## Records from a collection of figures

■ ■ ■ ■ ■ ■ ■

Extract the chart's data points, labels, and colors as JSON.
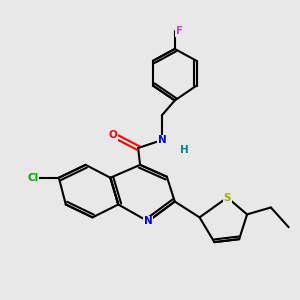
{
  "bg_color": "#e8e8e8",
  "bond_color": "#000000",
  "bond_width": 1.5,
  "atom_colors": {
    "N": "#0000ff",
    "O": "#ff0000",
    "Cl": "#00aa00",
    "S": "#aaaa00",
    "F": "#cc44cc",
    "H": "#008888",
    "C": "#000000"
  },
  "figsize": [
    3.0,
    3.0
  ],
  "dpi": 100,
  "xlim": [
    0,
    10
  ],
  "ylim": [
    0,
    10
  ],
  "label_fontsize": 7.5
}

■ ■ ■ ■ ■ ■ ■

## SET TASK
Please repeat the entries exactly. Do not include the pictures.

## THE RESULT
Extract the chart's data points, labels, and colors as JSON.
{
  "bg_color": "#e8e8e8",
  "bond_color": "#000000",
  "bond_width": 1.5,
  "atom_colors": {
    "N": "#0000ff",
    "O": "#ff0000",
    "Cl": "#00aa00",
    "S": "#aaaa00",
    "F": "#cc44cc",
    "H": "#008888",
    "C": "#000000"
  },
  "figsize": [
    3.0,
    3.0
  ],
  "dpi": 100,
  "xlim": [
    0,
    10
  ],
  "ylim": [
    0,
    10
  ],
  "label_fontsize": 7.5
}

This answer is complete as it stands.